[The problem] Rewrite every one of the rows below, replacing each occurrence of "Client Repo" with "Source Code" and keeping everything else unchanged.
☆ ☆ ☆ ☆ ☆
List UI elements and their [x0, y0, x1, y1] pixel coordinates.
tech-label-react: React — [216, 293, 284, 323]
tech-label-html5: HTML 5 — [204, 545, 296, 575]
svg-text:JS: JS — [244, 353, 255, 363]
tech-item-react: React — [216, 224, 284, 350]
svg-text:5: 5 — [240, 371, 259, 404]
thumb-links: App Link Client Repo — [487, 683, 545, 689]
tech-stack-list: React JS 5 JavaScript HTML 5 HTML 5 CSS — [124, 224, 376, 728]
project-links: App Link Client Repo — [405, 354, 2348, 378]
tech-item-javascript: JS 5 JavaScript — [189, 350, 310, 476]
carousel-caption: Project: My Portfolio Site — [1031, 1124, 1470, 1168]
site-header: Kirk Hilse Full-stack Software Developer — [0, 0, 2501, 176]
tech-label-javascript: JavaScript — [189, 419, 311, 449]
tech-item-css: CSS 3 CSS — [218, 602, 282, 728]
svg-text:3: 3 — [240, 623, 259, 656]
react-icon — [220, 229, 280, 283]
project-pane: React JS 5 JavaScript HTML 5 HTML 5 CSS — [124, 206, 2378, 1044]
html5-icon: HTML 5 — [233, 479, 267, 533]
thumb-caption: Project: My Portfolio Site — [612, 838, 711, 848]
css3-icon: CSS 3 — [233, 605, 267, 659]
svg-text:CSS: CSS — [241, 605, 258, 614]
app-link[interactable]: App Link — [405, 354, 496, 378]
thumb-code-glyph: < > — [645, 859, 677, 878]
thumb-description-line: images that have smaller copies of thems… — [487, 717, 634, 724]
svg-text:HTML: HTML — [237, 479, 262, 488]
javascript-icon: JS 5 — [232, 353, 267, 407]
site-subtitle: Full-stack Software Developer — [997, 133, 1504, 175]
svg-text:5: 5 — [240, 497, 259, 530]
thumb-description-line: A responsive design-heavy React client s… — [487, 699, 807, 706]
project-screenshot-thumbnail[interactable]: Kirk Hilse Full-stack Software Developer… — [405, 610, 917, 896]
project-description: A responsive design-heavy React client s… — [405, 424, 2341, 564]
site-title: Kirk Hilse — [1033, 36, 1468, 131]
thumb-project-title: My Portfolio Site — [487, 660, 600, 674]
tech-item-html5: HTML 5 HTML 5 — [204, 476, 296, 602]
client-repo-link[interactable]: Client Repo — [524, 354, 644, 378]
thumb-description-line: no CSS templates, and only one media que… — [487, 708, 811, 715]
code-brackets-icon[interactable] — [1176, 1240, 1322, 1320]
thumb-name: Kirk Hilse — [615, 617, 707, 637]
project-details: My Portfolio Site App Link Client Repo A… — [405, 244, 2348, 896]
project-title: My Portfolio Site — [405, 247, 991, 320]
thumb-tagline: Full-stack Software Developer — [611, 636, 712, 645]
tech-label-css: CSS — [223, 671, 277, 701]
☆ ☆ ☆ ☆ ☆
[Solved exercise]
List UI elements and their [x0, y0, x1, y1] pixel coordinates.
tech-label-react: React — [216, 293, 284, 323]
tech-label-html5: HTML 5 — [204, 545, 296, 575]
svg-text:JS: JS — [244, 353, 255, 363]
tech-item-react: React — [216, 224, 284, 350]
svg-text:5: 5 — [240, 371, 259, 404]
thumb-links: App Link Source Code — [487, 683, 545, 689]
tech-stack-list: React JS 5 JavaScript HTML 5 HTML 5 CSS — [124, 224, 376, 728]
project-links: App Link Source Code — [405, 354, 2348, 378]
tech-item-javascript: JS 5 JavaScript — [189, 350, 310, 476]
carousel-caption: Project: My Portfolio Site — [1031, 1124, 1470, 1168]
site-header: Kirk Hilse Full-stack Software Developer — [0, 0, 2501, 176]
tech-label-javascript: JavaScript — [189, 419, 311, 449]
tech-item-css: CSS 3 CSS — [218, 602, 282, 728]
svg-text:3: 3 — [240, 623, 259, 656]
react-icon — [220, 229, 280, 283]
project-pane: React JS 5 JavaScript HTML 5 HTML 5 CSS — [124, 206, 2378, 1044]
html5-icon: HTML 5 — [233, 479, 267, 533]
thumb-caption: Project: My Portfolio Site — [612, 838, 711, 848]
css3-icon: CSS 3 — [233, 605, 267, 659]
svg-text:CSS: CSS — [241, 605, 258, 614]
app-link[interactable]: App Link — [405, 354, 496, 378]
thumb-code-glyph: < > — [645, 859, 677, 878]
thumb-description-line: images that have smaller copies of thems… — [487, 717, 634, 724]
svg-text:HTML: HTML — [237, 479, 262, 488]
javascript-icon: JS 5 — [232, 353, 267, 407]
site-subtitle: Full-stack Software Developer — [997, 133, 1504, 175]
svg-text:5: 5 — [240, 497, 259, 530]
thumb-description-line: A responsive design-heavy React client s… — [487, 699, 807, 706]
project-screenshot-thumbnail[interactable]: Kirk Hilse Full-stack Software Developer… — [405, 610, 917, 896]
project-description: A responsive design-heavy React client s… — [405, 424, 2341, 564]
site-title: Kirk Hilse — [1033, 36, 1468, 131]
thumb-project-title: My Portfolio Site — [487, 660, 600, 674]
tech-item-html5: HTML 5 HTML 5 — [204, 476, 296, 602]
client-repo-link[interactable]: Source Code — [524, 354, 644, 378]
thumb-description-line: no CSS templates, and only one media que… — [487, 708, 811, 715]
code-brackets-icon[interactable] — [1176, 1240, 1322, 1320]
thumb-name: Kirk Hilse — [615, 617, 707, 637]
project-details: My Portfolio Site App Link Source Code A… — [405, 244, 2348, 896]
project-title: My Portfolio Site — [405, 247, 991, 320]
thumb-tagline: Full-stack Software Developer — [611, 636, 712, 645]
tech-label-css: CSS — [223, 671, 277, 701]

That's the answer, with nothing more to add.